George, as usual is looking out for my interests and sends me West's intellectual PR for his next book 'Democracy Matters'. An exerpt of West-speak:
Free-market fundamentalism—just as dangerous as the religious fundamentalisms of our day—trivializes the concern for public interest. The overwhelming power and influence of plutocrats and oligarchs in the economy put fear and insecurity in the hearts of anxiety-ridden workers and render money-driven, poll-obsessed elected officials deferential to corporate goals of profit, often at the cost of the common good. This illicit marriage of corporate and political elites—so blatant and flagrant in our time—not only undermines the trust of informed citizens in those who rule over them. It also promotes the pervasive sleepwalking of the populace, who see that the false prophets are handsomely rewarded with money, status, and access to more power. This profit-driven vision is sucking the democratic life out of American society.

________________________________________

Stated task
List every hyphenated word in the quoted excerpt on free-market fundamentalism, the paragraph that begins "Free-market fundamentalism". The data after this passage comes from a separate source.

Entries shown
________________________________________

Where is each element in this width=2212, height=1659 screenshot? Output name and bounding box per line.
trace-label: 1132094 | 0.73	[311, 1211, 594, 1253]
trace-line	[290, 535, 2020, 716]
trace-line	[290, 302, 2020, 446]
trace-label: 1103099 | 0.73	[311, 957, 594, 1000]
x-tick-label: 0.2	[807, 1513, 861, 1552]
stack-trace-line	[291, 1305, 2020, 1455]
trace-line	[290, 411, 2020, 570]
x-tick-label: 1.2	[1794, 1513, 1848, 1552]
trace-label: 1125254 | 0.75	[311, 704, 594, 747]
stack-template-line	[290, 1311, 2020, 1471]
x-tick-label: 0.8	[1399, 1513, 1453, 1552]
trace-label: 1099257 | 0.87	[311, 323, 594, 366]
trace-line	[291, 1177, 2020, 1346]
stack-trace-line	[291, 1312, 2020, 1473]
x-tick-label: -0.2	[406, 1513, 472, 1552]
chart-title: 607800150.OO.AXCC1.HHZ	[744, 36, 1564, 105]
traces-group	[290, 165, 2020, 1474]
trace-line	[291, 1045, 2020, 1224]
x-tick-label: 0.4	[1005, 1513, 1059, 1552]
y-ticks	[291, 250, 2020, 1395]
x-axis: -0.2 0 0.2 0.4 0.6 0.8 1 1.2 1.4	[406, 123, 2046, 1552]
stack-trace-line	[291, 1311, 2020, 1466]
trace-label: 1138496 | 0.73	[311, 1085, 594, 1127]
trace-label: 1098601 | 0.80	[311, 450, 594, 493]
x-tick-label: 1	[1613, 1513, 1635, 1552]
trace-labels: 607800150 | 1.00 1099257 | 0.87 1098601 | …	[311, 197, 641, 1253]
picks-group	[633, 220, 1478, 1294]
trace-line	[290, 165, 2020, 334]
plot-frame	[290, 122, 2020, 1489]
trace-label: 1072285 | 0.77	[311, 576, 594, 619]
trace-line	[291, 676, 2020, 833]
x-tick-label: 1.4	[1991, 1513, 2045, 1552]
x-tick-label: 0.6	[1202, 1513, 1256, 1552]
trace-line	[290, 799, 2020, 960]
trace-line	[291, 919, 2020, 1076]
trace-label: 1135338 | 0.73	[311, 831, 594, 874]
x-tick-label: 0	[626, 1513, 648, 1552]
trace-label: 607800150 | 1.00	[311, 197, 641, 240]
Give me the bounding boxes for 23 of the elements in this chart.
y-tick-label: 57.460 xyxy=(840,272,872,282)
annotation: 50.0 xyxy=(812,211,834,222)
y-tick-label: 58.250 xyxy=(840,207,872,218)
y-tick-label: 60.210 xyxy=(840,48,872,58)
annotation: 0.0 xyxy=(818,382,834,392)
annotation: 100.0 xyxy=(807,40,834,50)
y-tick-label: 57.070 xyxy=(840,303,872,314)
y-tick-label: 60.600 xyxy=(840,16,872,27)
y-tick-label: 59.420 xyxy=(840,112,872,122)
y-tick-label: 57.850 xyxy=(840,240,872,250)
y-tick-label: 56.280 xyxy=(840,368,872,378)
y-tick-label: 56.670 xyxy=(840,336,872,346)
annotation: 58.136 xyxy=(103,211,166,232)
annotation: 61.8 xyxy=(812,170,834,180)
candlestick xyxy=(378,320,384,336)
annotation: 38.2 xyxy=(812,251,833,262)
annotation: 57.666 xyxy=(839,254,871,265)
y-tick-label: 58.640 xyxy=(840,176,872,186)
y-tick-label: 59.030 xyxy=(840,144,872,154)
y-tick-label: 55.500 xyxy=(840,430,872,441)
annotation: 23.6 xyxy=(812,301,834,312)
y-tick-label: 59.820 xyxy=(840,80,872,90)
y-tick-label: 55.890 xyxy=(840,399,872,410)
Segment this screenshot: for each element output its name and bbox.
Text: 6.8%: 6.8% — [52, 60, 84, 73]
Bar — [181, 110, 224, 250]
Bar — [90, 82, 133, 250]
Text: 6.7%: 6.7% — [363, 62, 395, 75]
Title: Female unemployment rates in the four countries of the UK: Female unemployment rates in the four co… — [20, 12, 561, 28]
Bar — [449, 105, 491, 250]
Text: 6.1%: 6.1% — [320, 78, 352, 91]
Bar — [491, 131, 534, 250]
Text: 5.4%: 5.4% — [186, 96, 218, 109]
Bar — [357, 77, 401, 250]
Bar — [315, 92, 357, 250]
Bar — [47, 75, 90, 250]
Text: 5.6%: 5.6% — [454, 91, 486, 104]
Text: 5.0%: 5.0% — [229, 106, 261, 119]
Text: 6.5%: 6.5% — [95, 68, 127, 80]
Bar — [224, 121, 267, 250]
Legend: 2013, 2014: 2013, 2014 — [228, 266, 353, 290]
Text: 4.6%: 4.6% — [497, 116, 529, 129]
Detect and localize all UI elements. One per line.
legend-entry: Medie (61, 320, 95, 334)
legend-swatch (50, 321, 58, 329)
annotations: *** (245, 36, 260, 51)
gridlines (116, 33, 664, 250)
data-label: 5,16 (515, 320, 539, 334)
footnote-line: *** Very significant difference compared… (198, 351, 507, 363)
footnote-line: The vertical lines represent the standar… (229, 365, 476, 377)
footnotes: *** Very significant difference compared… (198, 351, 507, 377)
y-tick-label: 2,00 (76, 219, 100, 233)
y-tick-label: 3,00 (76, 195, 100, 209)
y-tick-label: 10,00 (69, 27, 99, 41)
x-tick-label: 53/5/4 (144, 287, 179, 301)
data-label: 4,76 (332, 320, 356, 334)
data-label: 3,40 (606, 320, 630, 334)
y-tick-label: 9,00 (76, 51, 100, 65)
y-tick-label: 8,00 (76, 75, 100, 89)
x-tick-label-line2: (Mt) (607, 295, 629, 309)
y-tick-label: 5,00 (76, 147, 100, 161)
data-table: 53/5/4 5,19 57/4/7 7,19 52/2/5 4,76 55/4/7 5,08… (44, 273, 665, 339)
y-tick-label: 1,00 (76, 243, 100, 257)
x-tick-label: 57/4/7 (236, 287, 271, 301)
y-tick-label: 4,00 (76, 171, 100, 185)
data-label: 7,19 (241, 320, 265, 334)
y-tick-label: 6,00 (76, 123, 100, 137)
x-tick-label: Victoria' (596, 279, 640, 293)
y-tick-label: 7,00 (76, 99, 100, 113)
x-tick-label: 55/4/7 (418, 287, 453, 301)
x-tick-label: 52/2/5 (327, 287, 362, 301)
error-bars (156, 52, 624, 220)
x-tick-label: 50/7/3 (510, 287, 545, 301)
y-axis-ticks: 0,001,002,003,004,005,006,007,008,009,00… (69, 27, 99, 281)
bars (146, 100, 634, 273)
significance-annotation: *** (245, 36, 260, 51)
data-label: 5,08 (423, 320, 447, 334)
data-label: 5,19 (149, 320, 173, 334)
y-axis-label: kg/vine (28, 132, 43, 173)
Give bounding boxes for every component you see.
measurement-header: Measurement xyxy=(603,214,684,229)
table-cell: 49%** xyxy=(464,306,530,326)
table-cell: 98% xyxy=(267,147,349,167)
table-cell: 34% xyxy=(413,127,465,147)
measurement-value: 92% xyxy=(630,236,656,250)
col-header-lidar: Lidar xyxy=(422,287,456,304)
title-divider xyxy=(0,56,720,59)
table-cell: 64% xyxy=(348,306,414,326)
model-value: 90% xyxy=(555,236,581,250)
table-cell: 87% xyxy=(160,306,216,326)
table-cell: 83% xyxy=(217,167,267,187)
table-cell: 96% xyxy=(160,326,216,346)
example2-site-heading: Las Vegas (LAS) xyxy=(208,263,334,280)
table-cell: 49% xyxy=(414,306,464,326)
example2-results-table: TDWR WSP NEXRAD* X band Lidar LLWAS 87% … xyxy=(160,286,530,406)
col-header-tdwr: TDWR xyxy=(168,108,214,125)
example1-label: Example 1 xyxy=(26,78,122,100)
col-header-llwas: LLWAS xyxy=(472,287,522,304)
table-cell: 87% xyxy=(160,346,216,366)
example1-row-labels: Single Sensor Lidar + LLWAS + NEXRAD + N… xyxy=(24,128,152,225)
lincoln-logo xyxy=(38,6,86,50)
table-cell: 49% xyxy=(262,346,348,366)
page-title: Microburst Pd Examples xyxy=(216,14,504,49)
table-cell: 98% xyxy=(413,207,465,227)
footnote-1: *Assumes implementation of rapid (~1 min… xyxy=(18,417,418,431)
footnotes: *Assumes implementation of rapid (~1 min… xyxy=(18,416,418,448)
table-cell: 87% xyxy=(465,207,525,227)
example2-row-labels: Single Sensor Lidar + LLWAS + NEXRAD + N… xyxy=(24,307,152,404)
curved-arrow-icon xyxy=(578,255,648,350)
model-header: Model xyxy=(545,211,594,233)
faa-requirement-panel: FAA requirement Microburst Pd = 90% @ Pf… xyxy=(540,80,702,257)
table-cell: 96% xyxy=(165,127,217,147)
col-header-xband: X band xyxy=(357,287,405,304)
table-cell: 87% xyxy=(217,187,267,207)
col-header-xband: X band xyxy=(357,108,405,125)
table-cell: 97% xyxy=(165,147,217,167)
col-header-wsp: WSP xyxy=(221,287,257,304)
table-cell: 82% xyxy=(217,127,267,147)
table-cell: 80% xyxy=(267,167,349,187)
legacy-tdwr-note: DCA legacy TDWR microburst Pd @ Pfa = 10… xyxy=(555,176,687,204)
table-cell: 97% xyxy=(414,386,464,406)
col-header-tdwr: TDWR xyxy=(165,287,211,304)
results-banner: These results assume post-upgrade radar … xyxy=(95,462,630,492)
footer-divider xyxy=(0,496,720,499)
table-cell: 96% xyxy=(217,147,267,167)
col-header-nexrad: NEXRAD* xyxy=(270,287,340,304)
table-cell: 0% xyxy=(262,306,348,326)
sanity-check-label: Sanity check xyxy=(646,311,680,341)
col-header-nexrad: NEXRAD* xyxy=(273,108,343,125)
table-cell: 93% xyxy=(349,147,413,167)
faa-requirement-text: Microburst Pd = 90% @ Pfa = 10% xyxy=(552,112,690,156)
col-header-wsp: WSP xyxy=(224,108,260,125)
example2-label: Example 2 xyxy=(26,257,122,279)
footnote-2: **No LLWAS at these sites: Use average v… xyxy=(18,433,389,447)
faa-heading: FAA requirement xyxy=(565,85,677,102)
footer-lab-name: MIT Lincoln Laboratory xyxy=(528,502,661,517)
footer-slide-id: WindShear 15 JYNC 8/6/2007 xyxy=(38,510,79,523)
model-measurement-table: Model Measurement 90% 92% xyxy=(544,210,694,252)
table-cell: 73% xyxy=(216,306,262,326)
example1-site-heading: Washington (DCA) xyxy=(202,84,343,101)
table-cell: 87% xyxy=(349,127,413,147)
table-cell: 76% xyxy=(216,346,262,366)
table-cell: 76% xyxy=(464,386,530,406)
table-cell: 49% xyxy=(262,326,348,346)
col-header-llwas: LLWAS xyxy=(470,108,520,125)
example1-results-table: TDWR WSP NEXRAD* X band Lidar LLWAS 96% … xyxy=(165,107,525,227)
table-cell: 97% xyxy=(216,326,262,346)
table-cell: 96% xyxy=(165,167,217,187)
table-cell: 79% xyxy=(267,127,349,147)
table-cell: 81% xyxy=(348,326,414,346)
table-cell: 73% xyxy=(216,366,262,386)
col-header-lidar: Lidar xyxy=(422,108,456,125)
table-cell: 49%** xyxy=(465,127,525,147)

________________________________________

Problem solution
Free-market, anxiety-ridden, money-driven, poll-obsessed, profit-driven